::: MATERIAL TO PROCESS :::

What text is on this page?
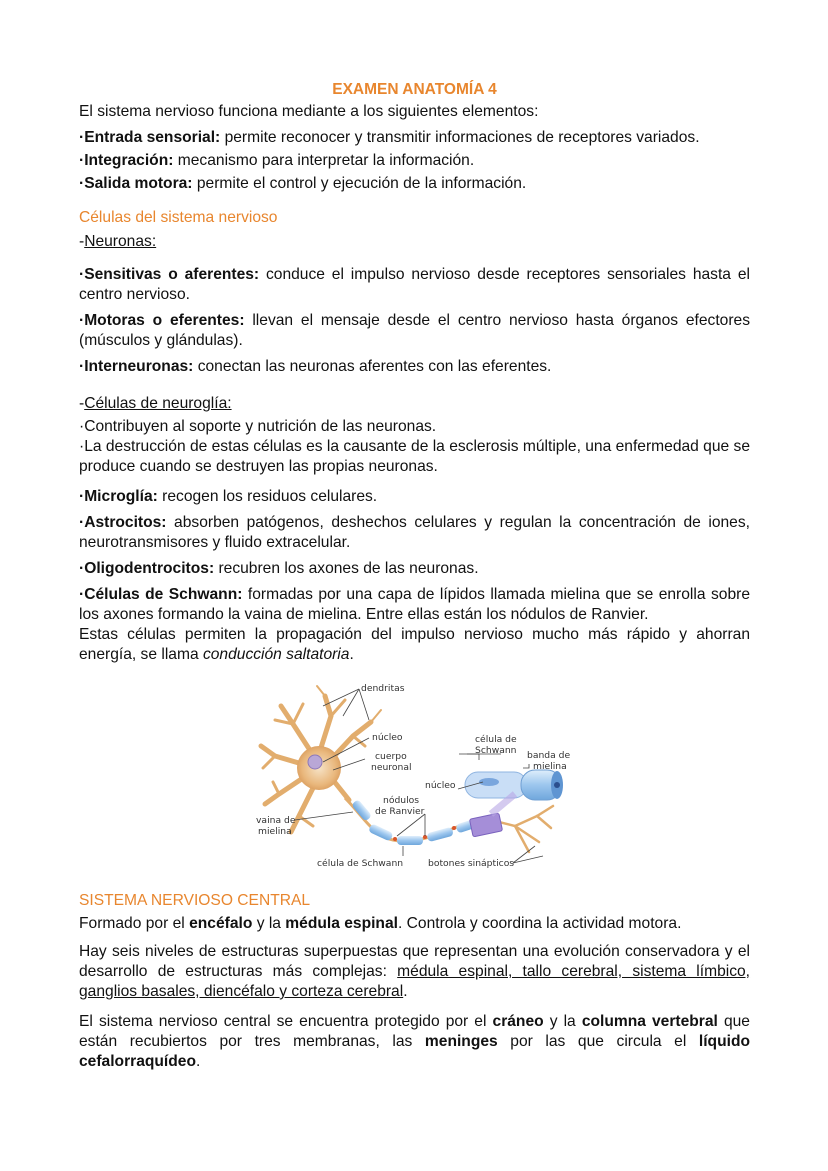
EXAMEN ANATOMÍA 4

El sistema nervioso funciona mediante a los siguientes elementos:

·Entrada sensorial: permite reconocer y transmitir informaciones de receptores variados.

·Integración: mecanismo para interpretar la información.

·Salida motora: permite el control y ejecución de la información.

Células del sistema nervioso

-Neuronas:

·Sensitivas o aferentes: conduce el impulso nervioso desde receptores sensoriales hasta el centro nervioso.

·Motoras o eferentes: llevan el mensaje desde el centro nervioso hasta órganos efectores (músculos y glándulas).

·Interneuronas: conectan las neuronas aferentes con las eferentes.

-Células de neuroglía:

·Contribuyen al soporte y nutrición de las neuronas.

·La destrucción de estas células es la causante de la esclerosis múltiple, una enfermedad que se produce cuando se destruyen las propias neuronas.

·Microglía: recogen los residuos celulares.

·Astrocitos: absorben patógenos, deshechos celulares y regulan la concentración de iones, neurotransmisores y fluido extracelular.

·Oligodentrocitos: recubren los axones de las neuronas.

·Células de Schwann: formadas por una capa de lípidos llamada mielina que se enrolla sobre los axones formando la vaina de mielina. Entre ellas están los nódulos de Ranvier.

Estas células permiten la propagación del impulso nervioso mucho más rápido y ahorran energía, se llama conducción saltatoria.

dendritas
núcleo
cuerpo
neuronal
célula de
Schwann banda de
mielina
núcleo
nódulos
de Ranvier
vaina de
mielina
célula de Schwann	botones sinápticos

SISTEMA NERVIOSO CENTRAL

Formado por el encéfalo y la médula espinal. Controla y coordina la actividad motora.

Hay seis niveles de estructuras superpuestas que representan una evolución conservadora y el desarrollo de estructuras más complejas: médula espinal, tallo cerebral, sistema límbico, ganglios basales, diencéfalo y corteza cerebral.

El sistema nervioso central se encuentra protegido por el cráneo y la columna vertebral que están recubiertos por tres membranas, las meninges por las que circula el líquido cefalorraquídeo.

:::

### PROBLEM STATEMENT
For each line in the data above that contains the string "Schwann", extract the line.

### ANSWER TO THE TASK
·Células de Schwann: formadas por una capa de lípidos llamada mielina que se enrolla sobre los axones formando la vaina de mielina. Entre ellas están los nódulos de Ranvier.
Schwann banda de
célula de Schwann	botones sinápticos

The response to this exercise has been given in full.